▶ _Written instruction_
Each entry here needs to be set down again exactly, please; pictures are left out.

[Source records]

:::::

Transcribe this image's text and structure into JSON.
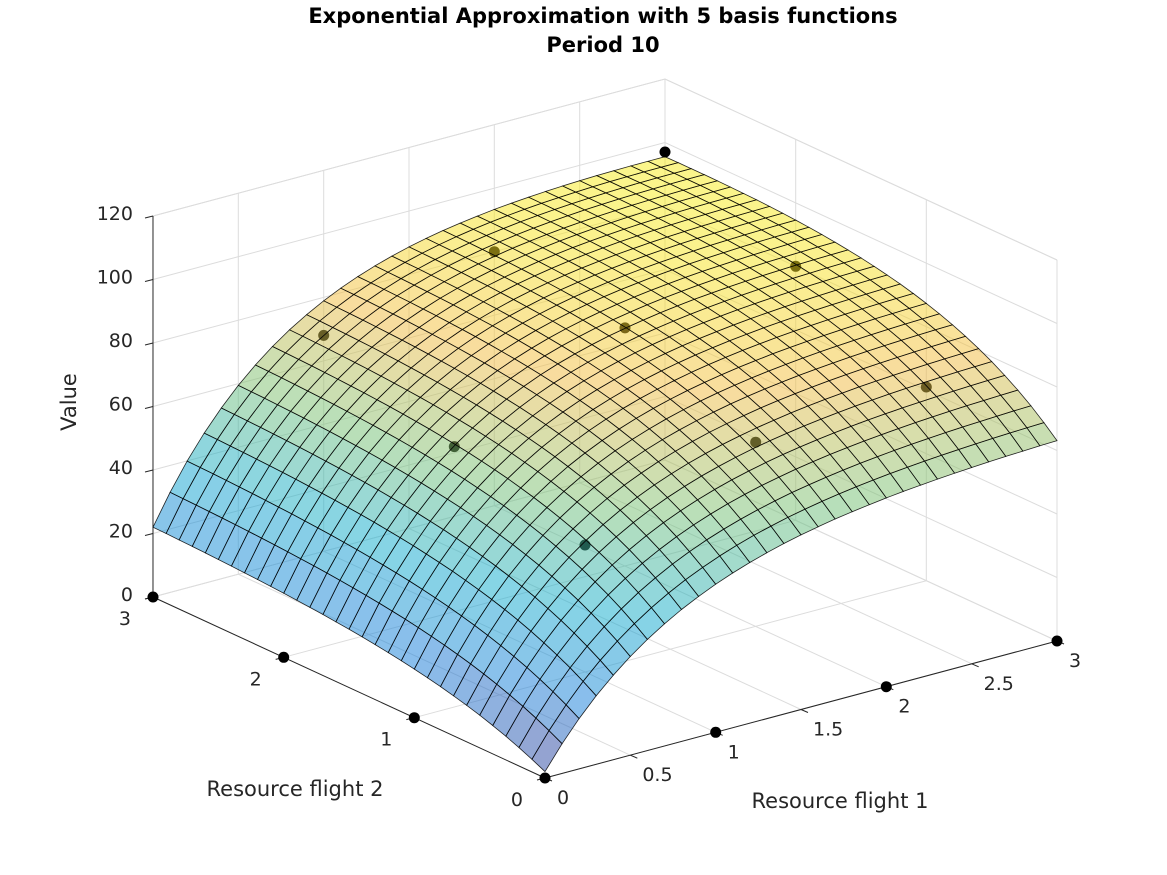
{
  "chart_data": {
    "type": "surface",
    "title": "Exponential Approximation with 5 basis functions",
    "subtitle": "Period 10",
    "xlabel": "Resource flight 1",
    "ylabel": "Resource flight 2",
    "zlabel": "Value",
    "xlim": [
      0,
      3
    ],
    "ylim": [
      0,
      3
    ],
    "zlim": [
      0,
      120
    ],
    "xticks": [
      "0",
      "0.5",
      "1",
      "1.5",
      "2",
      "2.5",
      "3"
    ],
    "yticks": [
      "0",
      "1",
      "2",
      "3"
    ],
    "zticks": [
      "0",
      "20",
      "40",
      "60",
      "80",
      "100",
      "120"
    ],
    "grid": true,
    "colormap": "parula",
    "surface_alpha": 0.5,
    "surface": {
      "x_range": [
        0,
        3
      ],
      "y_range": [
        0,
        3
      ],
      "approx_values": [
        {
          "x": 0,
          "y": 0,
          "z": 0
        },
        {
          "x": 3,
          "y": 0,
          "z": 63
        },
        {
          "x": 0,
          "y": 3,
          "z": 20
        },
        {
          "x": 3,
          "y": 3,
          "z": 98
        },
        {
          "x": 1.5,
          "y": 1.5,
          "z": 90
        }
      ]
    },
    "points": [
      {
        "x": 0,
        "y": 0,
        "z": 0
      },
      {
        "x": 1,
        "y": 0,
        "z": 0
      },
      {
        "x": 2,
        "y": 0,
        "z": 0
      },
      {
        "x": 3,
        "y": 0,
        "z": 0
      },
      {
        "x": 0,
        "y": 1,
        "z": 0
      },
      {
        "x": 0,
        "y": 2,
        "z": 0
      },
      {
        "x": 0,
        "y": 3,
        "z": 0
      },
      {
        "x": 1,
        "y": 1,
        "z": 40
      },
      {
        "x": 2,
        "y": 1,
        "z": 58
      },
      {
        "x": 3,
        "y": 1,
        "z": 61
      },
      {
        "x": 1,
        "y": 2,
        "z": 52
      },
      {
        "x": 2,
        "y": 2,
        "z": 75
      },
      {
        "x": 3,
        "y": 2,
        "z": 80
      },
      {
        "x": 1,
        "y": 3,
        "z": 68
      },
      {
        "x": 2,
        "y": 3,
        "z": 80
      },
      {
        "x": 3,
        "y": 3,
        "z": 97
      }
    ]
  }
}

:::::

▶ _Complete answer_
Transcribe this image's text and structure into JSON.
{
  "chart_data": {
    "type": "surface",
    "title": "Exponential Approximation with 5 basis functions",
    "subtitle": "Period 10",
    "xlabel": "Resource flight 1",
    "ylabel": "Resource flight 2",
    "zlabel": "Value",
    "xlim": [
      0,
      3
    ],
    "ylim": [
      0,
      3
    ],
    "zlim": [
      0,
      120
    ],
    "xticks": [
      "0",
      "0.5",
      "1",
      "1.5",
      "2",
      "2.5",
      "3"
    ],
    "yticks": [
      "0",
      "1",
      "2",
      "3"
    ],
    "zticks": [
      "0",
      "20",
      "40",
      "60",
      "80",
      "100",
      "120"
    ],
    "grid": true,
    "colormap": "parula",
    "surface_alpha": 0.5,
    "surface": {
      "x_range": [
        0,
        3
      ],
      "y_range": [
        0,
        3
      ],
      "approx_values": [
        {
          "x": 0,
          "y": 0,
          "z": 0
        },
        {
          "x": 3,
          "y": 0,
          "z": 63
        },
        {
          "x": 0,
          "y": 3,
          "z": 20
        },
        {
          "x": 3,
          "y": 3,
          "z": 98
        },
        {
          "x": 1.5,
          "y": 1.5,
          "z": 90
        }
      ]
    },
    "points": [
      {
        "x": 0,
        "y": 0,
        "z": 0
      },
      {
        "x": 1,
        "y": 0,
        "z": 0
      },
      {
        "x": 2,
        "y": 0,
        "z": 0
      },
      {
        "x": 3,
        "y": 0,
        "z": 0
      },
      {
        "x": 0,
        "y": 1,
        "z": 0
      },
      {
        "x": 0,
        "y": 2,
        "z": 0
      },
      {
        "x": 0,
        "y": 3,
        "z": 0
      },
      {
        "x": 1,
        "y": 1,
        "z": 40
      },
      {
        "x": 2,
        "y": 1,
        "z": 58
      },
      {
        "x": 3,
        "y": 1,
        "z": 61
      },
      {
        "x": 1,
        "y": 2,
        "z": 52
      },
      {
        "x": 2,
        "y": 2,
        "z": 75
      },
      {
        "x": 3,
        "y": 2,
        "z": 80
      },
      {
        "x": 1,
        "y": 3,
        "z": 68
      },
      {
        "x": 2,
        "y": 3,
        "z": 80
      },
      {
        "x": 3,
        "y": 3,
        "z": 97
      }
    ]
  }
}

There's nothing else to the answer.